> [Selected text]:
When I first rejoined the audiophile community around 1989 after a ten-year hiatus, the two largest audiophile magazines in those pre-internet days were "digest-sized". My friend and I used to joke that it was small to make it so one could slip a copy in one's smoking jacket when not reading it. Or perhaps their lab coat. More seriously, I felt like the odd man out; as my perception of an audiophile back then was a wealthy retiree with little to do other than listen to music when not working in their basement electronics shop. One of the ways those audiophile magazines made me felt like an outcast was because all the musical examples in the reviews were classical recordings.
There were rarely any exceptions, mostly because how close a system could come to reproducing "real music recorded in a real space" was an adage that was irrefutable. I realize that all of the above might be an exaggeration (other than the smoking jacket part), but in my mind, I felt as I was just a little kid watching all the grownups play with their expensive toys. I'm older now, and so I'm the one with many of the expensive toys. Even so, I feel like I would have felt lots more comfortable reentering the audiophile community now than when I did, as it is much more inclusive community.
I realize we still have a very long way to go before the audiophile "hobby" is a totally inclusive community, but it sure seems like there are so many more affordable options than there once were, and a large percentage of these lower-priced gateway components sound fantastic. Technology is moving at a ridiculously fast pace, and I don't just mean 5G cell phones and Wi-Fi 6 speeds, but high-end audio is bringing lots of those who are into that evolving technology with them. Plus, as the former young audiophiles from my generation have grown up (sometimes only chronologically, of course), the meaning of that adage of real music in a real space has expanded to mean just about any instrument, acoustic or electric, and that was recorded just about anywhere.
The quest for "real" sounding reproduction continues, of course, and I still think that classical pieces recorded in an empty concert halls are excellent ways to judge equipment, as well as a great way to spend a weekday evening. And so, alongside Georg Solti's excellent version of him conducting Mahler's 5rd Symphony on Decca, I feel that it is just as valid to include The Jimi Hendrix Experience's Electric Ladyland as a musical example. Plus, you're as likely to read about a $500 wireless speaker in Enjoy the Music.com as a five-figure monoblock power amplifier. No smoking jacket required.
With that in mind, this month Roger Skoff tells how to bring new people to our hobby in a Viewpoint article. I hope he agrees with me that because of at least one of the reasons I cite above, as I've found it is easier than ever to do so. Of course, as Senior Editor of Enjoy the Music.com I like many different aspects of the magazine, and this includes everything from the massive amount of show reports that appear, and the pieces such as Roger Skoff's article. But closest to my heart are the equipment reviews, and since I have at least one review appear each month, I guess that make sense!

> [Supplied data]:
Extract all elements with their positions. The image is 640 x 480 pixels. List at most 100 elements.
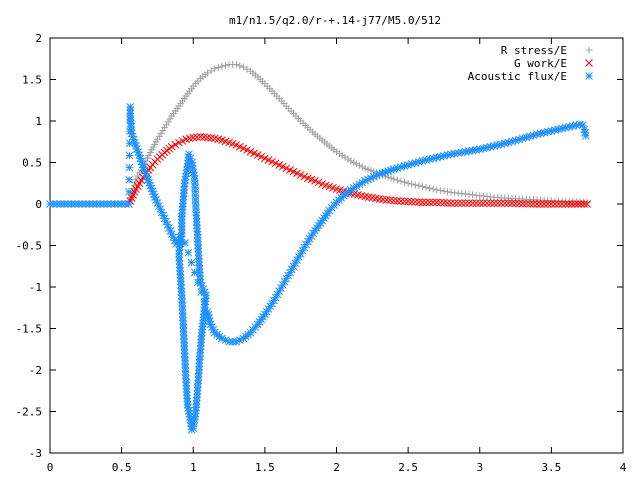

> [Objective]: How does the editorial on the audiophile community go on? Write its next part, starting after the last sentence.

> [Task output]:
This month are two world premier equipment reviews, plus an excellent review by Jeremy R. Kipnis of two Schiit components, one solid-state and one powered by tubes. The World Premier reviews include a speaker by MarkAudio-SOTA Viotti that are available for a relatively low price, especially when one considers their size and how impressed Clive Meakins was with their wide frequency response and dispersion. The other World Premier was written by yours truly, of a fantastic sounding Symphonic MC phono preamplifier by the UK audio manufacturer Chord Electronics. This phono preamp is made for the serious analog audiophile, and it's nice that Chord feels that a component's appearance is important, too, as this phono preamp looks almost as good as it sounds!
As an added bonus this month, I hope you've been like Enjoy the Music.com's new website design and its layout that not only shortens the width of text, making it easier to read. Even though I know that the redesign (an original design by the way) is due to the hard work of Enjoy the Music.com's Creative Director Steven R. Rochlin. I can't help but be proud of it. How could I not be? No only have I been writing equipment reviews for Enjoy the Music.com for over twelve years, was promoted to Senior Editor a couple of years ago, this month I have two equipment reviews plus was asked to write this month's editorial intro.
Have been told by some that I seem a bit obsessed with writing for Enjoy the Music.com. But they're wrong. I'm obsessed with music! Yet one does not have to be obsessed with music, as I am, to attempt to reproduce it within one's home the best way possible, and with a bit of guidance from one's friends and online reviews of course here on Enjoy the Music.com. And so, as Steven R. Rochlin always says, in the end what really matters is that you...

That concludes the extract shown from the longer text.